= GOAL =
Each line below either holds the string "为患者服务" or doesn't. Count those that do and give only the number.

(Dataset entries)
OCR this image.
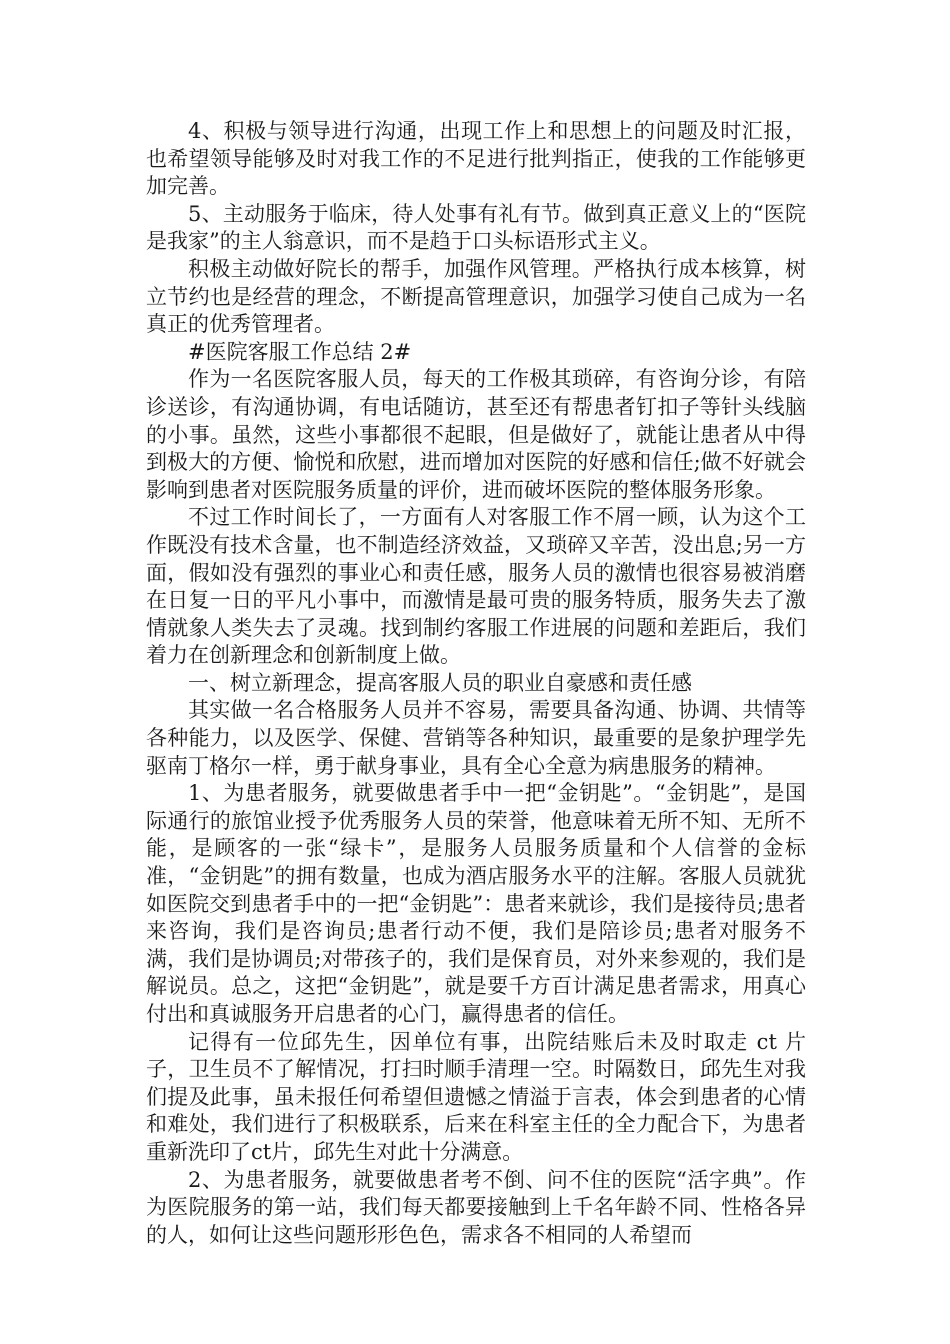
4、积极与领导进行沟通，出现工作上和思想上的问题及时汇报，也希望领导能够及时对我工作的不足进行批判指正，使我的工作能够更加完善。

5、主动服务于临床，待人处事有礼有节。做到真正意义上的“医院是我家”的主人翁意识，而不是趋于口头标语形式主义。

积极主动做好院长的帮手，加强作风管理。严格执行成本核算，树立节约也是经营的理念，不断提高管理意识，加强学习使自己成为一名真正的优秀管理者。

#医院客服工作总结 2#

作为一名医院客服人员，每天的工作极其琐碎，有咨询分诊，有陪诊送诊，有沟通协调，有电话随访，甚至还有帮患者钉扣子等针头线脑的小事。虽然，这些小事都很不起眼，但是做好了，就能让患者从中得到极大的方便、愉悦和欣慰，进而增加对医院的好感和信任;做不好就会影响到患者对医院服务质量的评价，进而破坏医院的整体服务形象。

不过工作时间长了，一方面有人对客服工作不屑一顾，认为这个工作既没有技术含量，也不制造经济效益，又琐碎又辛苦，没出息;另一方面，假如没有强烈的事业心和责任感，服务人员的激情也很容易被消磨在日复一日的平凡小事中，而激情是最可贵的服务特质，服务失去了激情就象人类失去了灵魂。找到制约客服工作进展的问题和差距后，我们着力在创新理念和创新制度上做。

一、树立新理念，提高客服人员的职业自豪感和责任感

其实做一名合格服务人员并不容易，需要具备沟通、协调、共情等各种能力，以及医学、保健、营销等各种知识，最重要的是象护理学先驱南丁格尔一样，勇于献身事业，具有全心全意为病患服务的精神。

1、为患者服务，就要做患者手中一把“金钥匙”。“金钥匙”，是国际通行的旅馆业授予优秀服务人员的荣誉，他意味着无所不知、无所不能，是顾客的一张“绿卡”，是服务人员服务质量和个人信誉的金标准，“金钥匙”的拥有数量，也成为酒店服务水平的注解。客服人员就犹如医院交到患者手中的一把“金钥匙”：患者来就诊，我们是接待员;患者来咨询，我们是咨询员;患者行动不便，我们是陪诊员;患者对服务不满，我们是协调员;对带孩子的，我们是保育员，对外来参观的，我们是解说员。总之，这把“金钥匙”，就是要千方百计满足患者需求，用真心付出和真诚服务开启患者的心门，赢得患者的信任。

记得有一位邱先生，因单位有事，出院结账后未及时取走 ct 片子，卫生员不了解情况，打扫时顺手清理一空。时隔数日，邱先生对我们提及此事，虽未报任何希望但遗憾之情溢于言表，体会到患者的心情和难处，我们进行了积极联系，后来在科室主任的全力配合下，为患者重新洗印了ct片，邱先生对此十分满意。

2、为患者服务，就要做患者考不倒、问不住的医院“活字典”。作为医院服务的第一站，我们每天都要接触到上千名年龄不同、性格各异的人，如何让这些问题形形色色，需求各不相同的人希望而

= EXERCISE RESULT =
2